WORK TO DO ▸
Each line of the listing must be transcribed exactly, except for the images, which should be excluded.

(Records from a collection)
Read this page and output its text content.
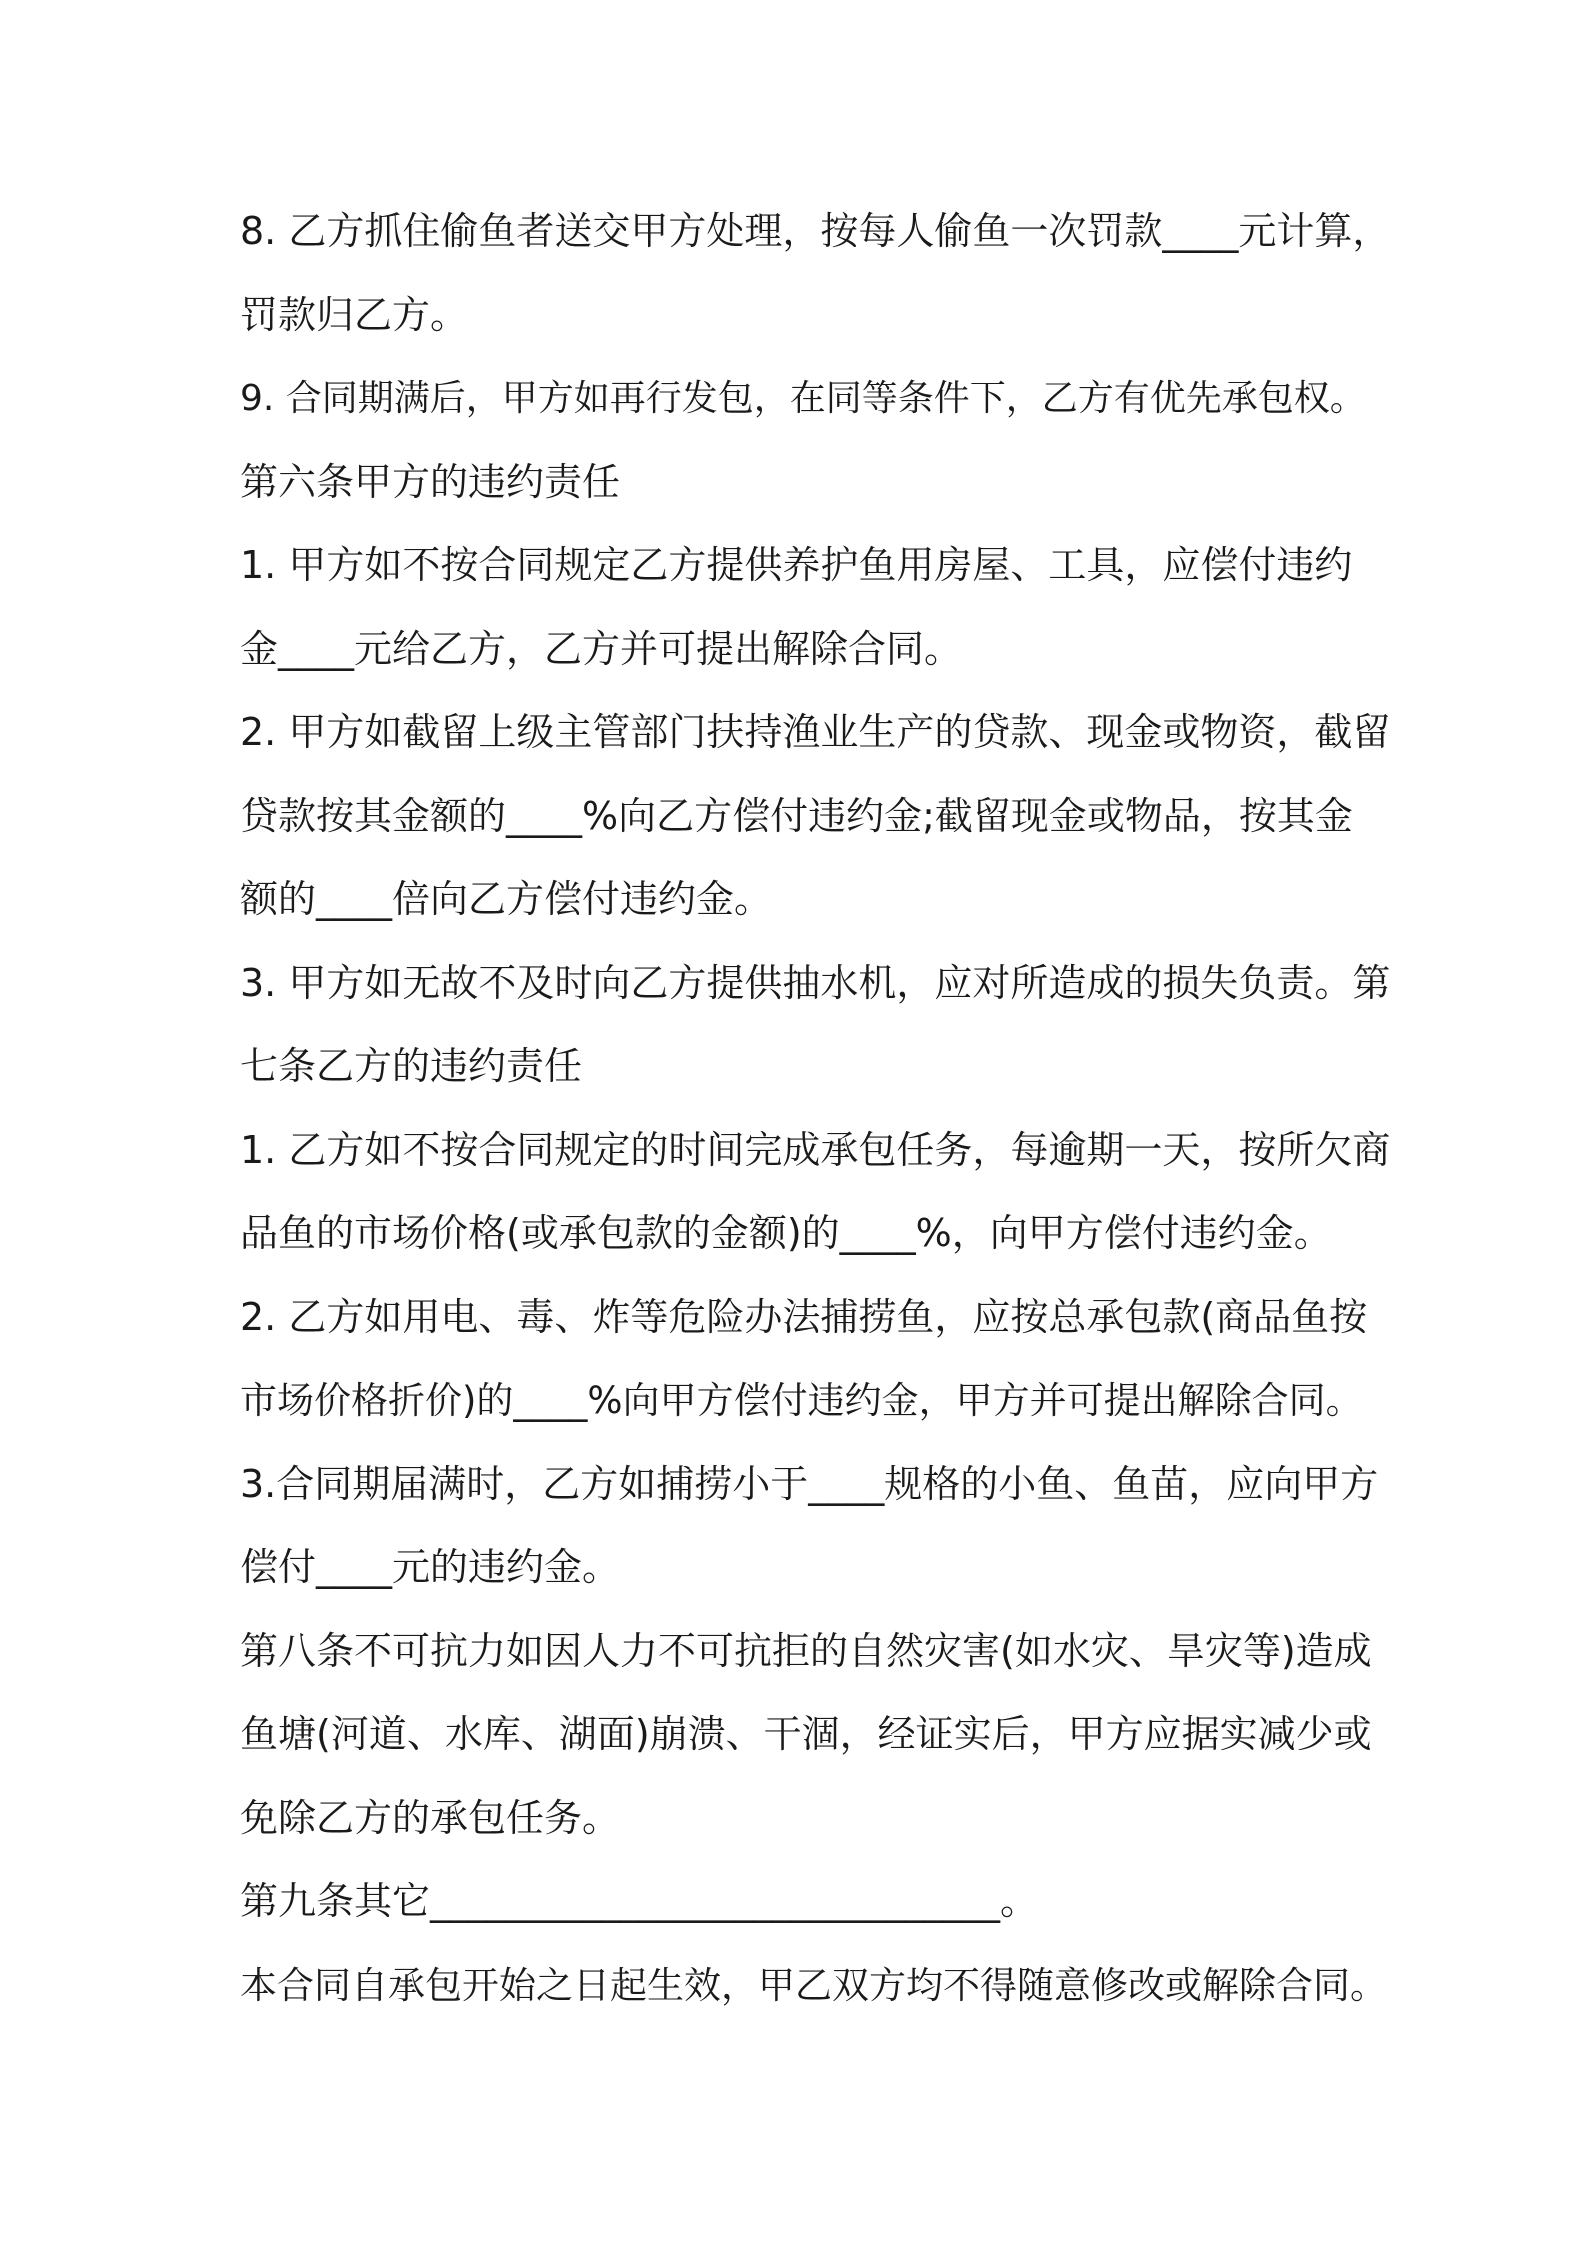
8. 乙方抓住偷鱼者送交甲方处理，按每人偷鱼一次罚款____元计算，
罚款归乙方。
9. 合同期满后，甲方如再行发包，在同等条件下，乙方有优先承包权。
第六条甲方的违约责任
1. 甲方如不按合同规定乙方提供养护鱼用房屋、工具，应偿付违约
金____元给乙方，乙方并可提出解除合同。
2. 甲方如截留上级主管部门扶持渔业生产的贷款、现金或物资，截留
贷款按其金额的____%向乙方偿付违约金;截留现金或物品，按其金
额的____倍向乙方偿付违约金。
3. 甲方如无故不及时向乙方提供抽水机，应对所造成的损失负责。第
七条乙方的违约责任
1. 乙方如不按合同规定的时间完成承包任务，每逾期一天，按所欠商
品鱼的市场价格(或承包款的金额)的____%，向甲方偿付违约金。
2. 乙方如用电、毒、炸等危险办法捕捞鱼，应按总承包款(商品鱼按
市场价格折价)的____%向甲方偿付违约金，甲方并可提出解除合同。
3.合同期届满时，乙方如捕捞小于____规格的小鱼、鱼苗，应向甲方
偿付____元的违约金。
第八条不可抗力如因人力不可抗拒的自然灾害(如水灾、旱灾等)造成
鱼塘(河道、水库、湖面)崩溃、干涸，经证实后，甲方应据实减少或
免除乙方的承包任务。
第九条其它______________________________。
本合同自承包开始之日起生效，甲乙双方均不得随意修改或解除合同。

FINISHED ANSWER ▸
Read this page and output its text content.
8. 乙方抓住偷鱼者送交甲方处理，按每人偷鱼一次罚款____元计算，
罚款归乙方。
9. 合同期满后，甲方如再行发包，在同等条件下，乙方有优先承包权。
第六条甲方的违约责任
1. 甲方如不按合同规定乙方提供养护鱼用房屋、工具，应偿付违约
金____元给乙方，乙方并可提出解除合同。
2. 甲方如截留上级主管部门扶持渔业生产的贷款、现金或物资，截留
贷款按其金额的____%向乙方偿付违约金;截留现金或物品，按其金
额的____倍向乙方偿付违约金。
3. 甲方如无故不及时向乙方提供抽水机，应对所造成的损失负责。第
七条乙方的违约责任
1. 乙方如不按合同规定的时间完成承包任务，每逾期一天，按所欠商
品鱼的市场价格(或承包款的金额)的____%，向甲方偿付违约金。
2. 乙方如用电、毒、炸等危险办法捕捞鱼，应按总承包款(商品鱼按
市场价格折价)的____%向甲方偿付违约金，甲方并可提出解除合同。
3.合同期届满时，乙方如捕捞小于____规格的小鱼、鱼苗，应向甲方
偿付____元的违约金。
第八条不可抗力如因人力不可抗拒的自然灾害(如水灾、旱灾等)造成
鱼塘(河道、水库、湖面)崩溃、干涸，经证实后，甲方应据实减少或
免除乙方的承包任务。
第九条其它______________________________。
本合同自承包开始之日起生效，甲乙双方均不得随意修改或解除合同。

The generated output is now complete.